> SHORT EXERCISE:
Below are some records. Copy every line in them that holds "name".

> PROVIDED MATERIAL:
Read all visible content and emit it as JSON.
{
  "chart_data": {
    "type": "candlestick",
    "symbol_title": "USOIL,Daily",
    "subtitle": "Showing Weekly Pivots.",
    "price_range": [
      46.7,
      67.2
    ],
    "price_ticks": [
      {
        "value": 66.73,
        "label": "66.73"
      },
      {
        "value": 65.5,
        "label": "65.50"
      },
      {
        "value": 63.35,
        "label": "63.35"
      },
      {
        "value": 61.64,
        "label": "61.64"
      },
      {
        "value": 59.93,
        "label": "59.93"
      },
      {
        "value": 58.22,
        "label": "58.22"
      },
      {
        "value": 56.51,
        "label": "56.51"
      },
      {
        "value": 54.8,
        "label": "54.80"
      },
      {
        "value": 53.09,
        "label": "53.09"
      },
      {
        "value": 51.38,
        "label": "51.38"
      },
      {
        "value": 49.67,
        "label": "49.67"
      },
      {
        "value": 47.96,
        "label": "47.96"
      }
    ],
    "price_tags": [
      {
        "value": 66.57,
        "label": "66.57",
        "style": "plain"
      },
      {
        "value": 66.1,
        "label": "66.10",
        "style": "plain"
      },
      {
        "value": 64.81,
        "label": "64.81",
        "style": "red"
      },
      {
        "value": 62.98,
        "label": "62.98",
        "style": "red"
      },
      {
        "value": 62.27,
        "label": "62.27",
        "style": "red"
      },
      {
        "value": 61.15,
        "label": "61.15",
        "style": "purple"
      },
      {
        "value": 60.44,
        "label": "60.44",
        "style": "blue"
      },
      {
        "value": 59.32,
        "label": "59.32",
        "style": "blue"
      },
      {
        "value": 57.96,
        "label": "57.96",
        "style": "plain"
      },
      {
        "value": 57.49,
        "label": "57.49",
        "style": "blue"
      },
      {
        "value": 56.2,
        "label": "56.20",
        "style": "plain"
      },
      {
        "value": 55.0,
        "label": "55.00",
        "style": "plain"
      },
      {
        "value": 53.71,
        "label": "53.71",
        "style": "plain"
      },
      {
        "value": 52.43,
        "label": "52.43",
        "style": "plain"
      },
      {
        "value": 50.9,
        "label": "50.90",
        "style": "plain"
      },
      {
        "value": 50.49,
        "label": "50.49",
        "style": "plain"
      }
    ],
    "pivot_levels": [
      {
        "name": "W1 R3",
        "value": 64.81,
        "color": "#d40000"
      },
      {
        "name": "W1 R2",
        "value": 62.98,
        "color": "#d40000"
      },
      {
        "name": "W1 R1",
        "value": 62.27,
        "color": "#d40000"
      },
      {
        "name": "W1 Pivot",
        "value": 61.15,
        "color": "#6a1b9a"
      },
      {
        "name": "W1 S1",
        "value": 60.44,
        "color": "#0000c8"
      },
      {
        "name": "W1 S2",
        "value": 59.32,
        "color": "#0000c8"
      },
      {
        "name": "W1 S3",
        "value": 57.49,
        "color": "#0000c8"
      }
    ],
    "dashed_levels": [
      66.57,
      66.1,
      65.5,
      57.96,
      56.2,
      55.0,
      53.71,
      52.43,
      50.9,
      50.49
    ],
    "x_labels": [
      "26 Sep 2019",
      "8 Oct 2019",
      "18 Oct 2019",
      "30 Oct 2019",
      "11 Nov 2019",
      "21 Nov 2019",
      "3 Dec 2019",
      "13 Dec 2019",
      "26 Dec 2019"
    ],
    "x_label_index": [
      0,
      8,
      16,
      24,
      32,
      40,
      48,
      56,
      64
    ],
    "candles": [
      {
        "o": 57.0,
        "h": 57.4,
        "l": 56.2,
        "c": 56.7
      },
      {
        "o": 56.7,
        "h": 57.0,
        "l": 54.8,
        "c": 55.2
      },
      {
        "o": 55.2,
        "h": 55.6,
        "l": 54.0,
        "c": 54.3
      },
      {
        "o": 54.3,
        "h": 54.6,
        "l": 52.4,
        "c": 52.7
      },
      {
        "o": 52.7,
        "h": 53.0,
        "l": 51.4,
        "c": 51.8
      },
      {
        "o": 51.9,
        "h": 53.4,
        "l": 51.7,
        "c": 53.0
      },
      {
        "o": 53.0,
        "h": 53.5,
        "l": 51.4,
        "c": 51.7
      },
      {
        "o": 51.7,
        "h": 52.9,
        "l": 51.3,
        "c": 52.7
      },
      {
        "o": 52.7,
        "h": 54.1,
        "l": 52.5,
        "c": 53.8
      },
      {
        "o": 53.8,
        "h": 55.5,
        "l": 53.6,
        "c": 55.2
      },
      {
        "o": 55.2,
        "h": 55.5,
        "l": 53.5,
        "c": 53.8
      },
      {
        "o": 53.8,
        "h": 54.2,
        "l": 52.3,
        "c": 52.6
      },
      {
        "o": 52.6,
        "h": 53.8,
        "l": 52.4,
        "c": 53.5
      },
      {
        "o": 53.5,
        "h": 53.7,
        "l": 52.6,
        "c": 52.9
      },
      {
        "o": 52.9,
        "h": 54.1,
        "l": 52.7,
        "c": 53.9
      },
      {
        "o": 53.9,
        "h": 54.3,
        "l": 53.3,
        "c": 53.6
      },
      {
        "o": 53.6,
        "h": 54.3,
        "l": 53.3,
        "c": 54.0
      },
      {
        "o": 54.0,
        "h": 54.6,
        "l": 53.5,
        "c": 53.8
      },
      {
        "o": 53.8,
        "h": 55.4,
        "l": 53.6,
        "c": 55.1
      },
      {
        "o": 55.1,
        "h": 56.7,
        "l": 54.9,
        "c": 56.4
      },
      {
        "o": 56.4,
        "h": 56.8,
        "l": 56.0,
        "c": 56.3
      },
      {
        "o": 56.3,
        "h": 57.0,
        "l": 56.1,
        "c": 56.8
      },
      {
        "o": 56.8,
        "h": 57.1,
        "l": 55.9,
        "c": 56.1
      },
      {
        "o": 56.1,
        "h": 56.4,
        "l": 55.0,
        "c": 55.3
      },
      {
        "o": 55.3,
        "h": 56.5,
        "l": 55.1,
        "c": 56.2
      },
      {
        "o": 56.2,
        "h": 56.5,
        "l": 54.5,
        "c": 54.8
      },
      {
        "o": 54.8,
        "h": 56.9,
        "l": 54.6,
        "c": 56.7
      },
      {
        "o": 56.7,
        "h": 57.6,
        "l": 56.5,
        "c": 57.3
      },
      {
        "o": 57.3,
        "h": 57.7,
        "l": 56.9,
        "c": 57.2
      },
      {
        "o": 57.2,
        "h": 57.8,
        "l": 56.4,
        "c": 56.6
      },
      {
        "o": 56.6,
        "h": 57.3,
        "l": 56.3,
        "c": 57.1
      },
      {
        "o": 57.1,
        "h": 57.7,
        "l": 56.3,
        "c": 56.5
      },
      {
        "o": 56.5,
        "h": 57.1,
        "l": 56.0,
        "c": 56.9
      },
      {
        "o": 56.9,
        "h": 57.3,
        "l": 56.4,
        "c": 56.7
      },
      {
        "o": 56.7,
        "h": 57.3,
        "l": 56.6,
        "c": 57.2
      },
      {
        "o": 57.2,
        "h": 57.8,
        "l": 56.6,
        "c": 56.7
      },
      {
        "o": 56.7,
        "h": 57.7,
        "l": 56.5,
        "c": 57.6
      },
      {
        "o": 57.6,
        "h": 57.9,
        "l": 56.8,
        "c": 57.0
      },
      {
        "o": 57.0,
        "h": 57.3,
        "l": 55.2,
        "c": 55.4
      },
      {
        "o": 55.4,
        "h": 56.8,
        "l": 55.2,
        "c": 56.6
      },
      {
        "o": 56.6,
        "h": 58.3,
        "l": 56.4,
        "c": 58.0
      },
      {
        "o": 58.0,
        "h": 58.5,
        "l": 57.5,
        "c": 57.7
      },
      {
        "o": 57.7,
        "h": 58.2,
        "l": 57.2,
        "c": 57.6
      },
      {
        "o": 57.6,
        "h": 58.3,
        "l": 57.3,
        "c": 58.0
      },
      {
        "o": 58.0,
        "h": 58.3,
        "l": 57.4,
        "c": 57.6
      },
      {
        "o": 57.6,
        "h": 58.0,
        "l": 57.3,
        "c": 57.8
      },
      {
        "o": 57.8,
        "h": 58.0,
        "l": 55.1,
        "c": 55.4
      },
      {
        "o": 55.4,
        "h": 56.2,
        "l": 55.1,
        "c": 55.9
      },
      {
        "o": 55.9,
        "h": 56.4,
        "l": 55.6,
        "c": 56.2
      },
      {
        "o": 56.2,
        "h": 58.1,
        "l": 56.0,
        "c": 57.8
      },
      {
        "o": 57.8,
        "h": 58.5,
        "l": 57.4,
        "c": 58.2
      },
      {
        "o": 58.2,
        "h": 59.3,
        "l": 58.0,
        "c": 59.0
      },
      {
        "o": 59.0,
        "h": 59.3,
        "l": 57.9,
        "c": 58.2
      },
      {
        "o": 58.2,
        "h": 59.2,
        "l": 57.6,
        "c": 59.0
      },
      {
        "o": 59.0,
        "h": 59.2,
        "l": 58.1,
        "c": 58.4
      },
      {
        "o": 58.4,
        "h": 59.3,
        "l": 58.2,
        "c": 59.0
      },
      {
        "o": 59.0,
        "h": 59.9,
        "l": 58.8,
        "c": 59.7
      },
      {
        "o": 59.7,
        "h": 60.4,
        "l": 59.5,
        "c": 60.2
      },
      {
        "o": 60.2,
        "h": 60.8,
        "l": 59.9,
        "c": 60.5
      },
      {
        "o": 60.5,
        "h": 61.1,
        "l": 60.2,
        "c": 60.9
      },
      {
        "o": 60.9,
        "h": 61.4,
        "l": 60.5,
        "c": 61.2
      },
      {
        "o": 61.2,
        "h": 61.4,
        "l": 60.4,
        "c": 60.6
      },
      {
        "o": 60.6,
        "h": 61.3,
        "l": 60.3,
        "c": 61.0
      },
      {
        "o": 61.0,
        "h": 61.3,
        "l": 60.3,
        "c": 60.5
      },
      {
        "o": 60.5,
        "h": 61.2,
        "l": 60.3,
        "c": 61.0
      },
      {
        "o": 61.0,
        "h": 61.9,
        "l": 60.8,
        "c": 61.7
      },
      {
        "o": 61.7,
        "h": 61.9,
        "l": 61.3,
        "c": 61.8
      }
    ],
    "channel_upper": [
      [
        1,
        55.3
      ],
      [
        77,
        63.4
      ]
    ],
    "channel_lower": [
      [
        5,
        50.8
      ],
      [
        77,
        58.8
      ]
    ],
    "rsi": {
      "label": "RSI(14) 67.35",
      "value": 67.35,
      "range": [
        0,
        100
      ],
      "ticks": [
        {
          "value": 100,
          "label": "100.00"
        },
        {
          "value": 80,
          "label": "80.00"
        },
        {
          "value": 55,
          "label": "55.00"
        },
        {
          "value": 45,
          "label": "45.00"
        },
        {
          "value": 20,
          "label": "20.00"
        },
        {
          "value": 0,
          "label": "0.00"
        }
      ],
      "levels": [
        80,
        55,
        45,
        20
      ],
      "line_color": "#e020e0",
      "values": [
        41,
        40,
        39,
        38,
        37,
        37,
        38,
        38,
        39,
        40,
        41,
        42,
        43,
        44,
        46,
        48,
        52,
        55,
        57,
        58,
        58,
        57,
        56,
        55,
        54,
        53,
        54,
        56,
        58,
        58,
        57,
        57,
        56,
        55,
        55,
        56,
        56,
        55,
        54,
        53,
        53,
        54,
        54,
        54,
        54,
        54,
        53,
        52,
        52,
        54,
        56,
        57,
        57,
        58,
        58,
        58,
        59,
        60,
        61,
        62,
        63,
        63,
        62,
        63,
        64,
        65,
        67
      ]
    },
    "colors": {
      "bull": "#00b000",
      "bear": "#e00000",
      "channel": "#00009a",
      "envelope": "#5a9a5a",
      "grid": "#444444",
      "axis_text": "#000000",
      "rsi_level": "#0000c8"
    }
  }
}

> TASK RESULT:
        "name": "W1 R3",
        "name": "W1 R2",
        "name": "W1 R1",
        "name": "W1 Pivot",
        "name": "W1 S1",
        "name": "W1 S2",
        "name": "W1 S3",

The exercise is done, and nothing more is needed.